**The request**
Return each line of the data below exactly, omitting any pictures.

+ + +

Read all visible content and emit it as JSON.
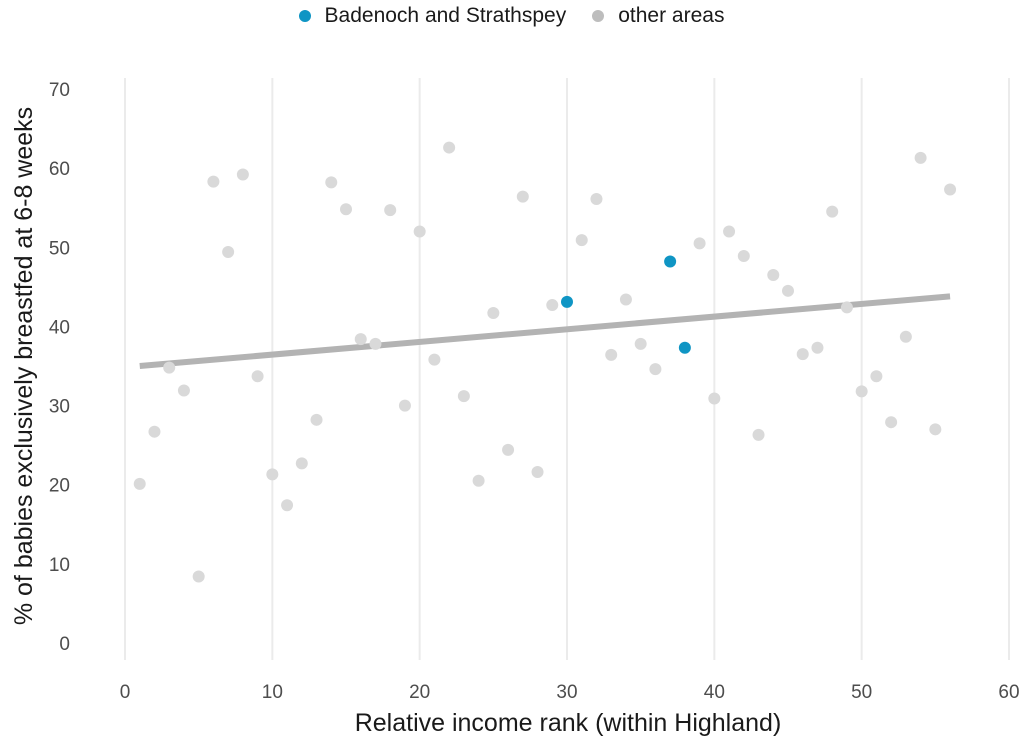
{
  "chart_data": {
    "type": "scatter",
    "xlabel": "Relative income rank (within Highland)",
    "ylabel": "% of babies exclusively breastfed at 6-8 weeks",
    "xlim": [
      0,
      60
    ],
    "ylim": [
      0,
      70
    ],
    "x_ticks": [
      0,
      10,
      20,
      30,
      40,
      50,
      60
    ],
    "y_ticks": [
      0,
      10,
      20,
      30,
      40,
      50,
      60,
      70
    ],
    "grid": "vertical",
    "legend_position": "top",
    "legend": [
      {
        "name": "Badenoch and Strathspey",
        "color": "#0F95C4"
      },
      {
        "name": "other areas",
        "color": "#BDBDBD"
      }
    ],
    "trend_line": {
      "x": [
        1,
        56
      ],
      "y": [
        35.0,
        43.8
      ],
      "color": "#B3B3B3"
    },
    "series": [
      {
        "name": "other areas",
        "color": "#D9D9D9",
        "points": [
          [
            1,
            20.1
          ],
          [
            2,
            26.7
          ],
          [
            3,
            34.8
          ],
          [
            4,
            31.9
          ],
          [
            5,
            8.4
          ],
          [
            6,
            58.3
          ],
          [
            7,
            49.4
          ],
          [
            8,
            59.2
          ],
          [
            9,
            33.7
          ],
          [
            10,
            21.3
          ],
          [
            11,
            17.4
          ],
          [
            12,
            22.7
          ],
          [
            13,
            28.2
          ],
          [
            14,
            58.2
          ],
          [
            15,
            54.8
          ],
          [
            16,
            38.4
          ],
          [
            17,
            37.8
          ],
          [
            18,
            54.7
          ],
          [
            19,
            30.0
          ],
          [
            20,
            52.0
          ],
          [
            21,
            35.8
          ],
          [
            22,
            62.6
          ],
          [
            23,
            31.2
          ],
          [
            24,
            20.5
          ],
          [
            25,
            41.7
          ],
          [
            26,
            24.4
          ],
          [
            27,
            56.4
          ],
          [
            28,
            21.6
          ],
          [
            29,
            42.7
          ],
          [
            31,
            50.9
          ],
          [
            32,
            56.1
          ],
          [
            33,
            36.4
          ],
          [
            34,
            43.4
          ],
          [
            35,
            37.8
          ],
          [
            36,
            34.6
          ],
          [
            39,
            50.5
          ],
          [
            40,
            30.9
          ],
          [
            41,
            52.0
          ],
          [
            42,
            48.9
          ],
          [
            43,
            26.3
          ],
          [
            44,
            46.5
          ],
          [
            45,
            44.5
          ],
          [
            46,
            36.5
          ],
          [
            47,
            37.3
          ],
          [
            48,
            54.5
          ],
          [
            49,
            42.4
          ],
          [
            50,
            31.8
          ],
          [
            51,
            33.7
          ],
          [
            52,
            27.9
          ],
          [
            53,
            38.7
          ],
          [
            54,
            61.3
          ],
          [
            55,
            27.0
          ],
          [
            56,
            57.3
          ]
        ]
      },
      {
        "name": "Badenoch and Strathspey",
        "color": "#0F95C4",
        "points": [
          [
            30,
            43.1
          ],
          [
            37,
            48.2
          ],
          [
            38,
            37.3
          ]
        ]
      }
    ]
  }
}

+ + +

**Exercise output**
Read all visible content and emit it as JSON.
{
  "chart_data": {
    "type": "scatter",
    "xlabel": "Relative income rank (within Highland)",
    "ylabel": "% of babies exclusively breastfed at 6-8 weeks",
    "xlim": [
      0,
      60
    ],
    "ylim": [
      0,
      70
    ],
    "x_ticks": [
      0,
      10,
      20,
      30,
      40,
      50,
      60
    ],
    "y_ticks": [
      0,
      10,
      20,
      30,
      40,
      50,
      60,
      70
    ],
    "grid": "vertical",
    "legend_position": "top",
    "legend": [
      {
        "name": "Badenoch and Strathspey",
        "color": "#0F95C4"
      },
      {
        "name": "other areas",
        "color": "#BDBDBD"
      }
    ],
    "trend_line": {
      "x": [
        1,
        56
      ],
      "y": [
        35.0,
        43.8
      ],
      "color": "#B3B3B3"
    },
    "series": [
      {
        "name": "other areas",
        "color": "#D9D9D9",
        "points": [
          [
            1,
            20.1
          ],
          [
            2,
            26.7
          ],
          [
            3,
            34.8
          ],
          [
            4,
            31.9
          ],
          [
            5,
            8.4
          ],
          [
            6,
            58.3
          ],
          [
            7,
            49.4
          ],
          [
            8,
            59.2
          ],
          [
            9,
            33.7
          ],
          [
            10,
            21.3
          ],
          [
            11,
            17.4
          ],
          [
            12,
            22.7
          ],
          [
            13,
            28.2
          ],
          [
            14,
            58.2
          ],
          [
            15,
            54.8
          ],
          [
            16,
            38.4
          ],
          [
            17,
            37.8
          ],
          [
            18,
            54.7
          ],
          [
            19,
            30.0
          ],
          [
            20,
            52.0
          ],
          [
            21,
            35.8
          ],
          [
            22,
            62.6
          ],
          [
            23,
            31.2
          ],
          [
            24,
            20.5
          ],
          [
            25,
            41.7
          ],
          [
            26,
            24.4
          ],
          [
            27,
            56.4
          ],
          [
            28,
            21.6
          ],
          [
            29,
            42.7
          ],
          [
            31,
            50.9
          ],
          [
            32,
            56.1
          ],
          [
            33,
            36.4
          ],
          [
            34,
            43.4
          ],
          [
            35,
            37.8
          ],
          [
            36,
            34.6
          ],
          [
            39,
            50.5
          ],
          [
            40,
            30.9
          ],
          [
            41,
            52.0
          ],
          [
            42,
            48.9
          ],
          [
            43,
            26.3
          ],
          [
            44,
            46.5
          ],
          [
            45,
            44.5
          ],
          [
            46,
            36.5
          ],
          [
            47,
            37.3
          ],
          [
            48,
            54.5
          ],
          [
            49,
            42.4
          ],
          [
            50,
            31.8
          ],
          [
            51,
            33.7
          ],
          [
            52,
            27.9
          ],
          [
            53,
            38.7
          ],
          [
            54,
            61.3
          ],
          [
            55,
            27.0
          ],
          [
            56,
            57.3
          ]
        ]
      },
      {
        "name": "Badenoch and Strathspey",
        "color": "#0F95C4",
        "points": [
          [
            30,
            43.1
          ],
          [
            37,
            48.2
          ],
          [
            38,
            37.3
          ]
        ]
      }
    ]
  }
}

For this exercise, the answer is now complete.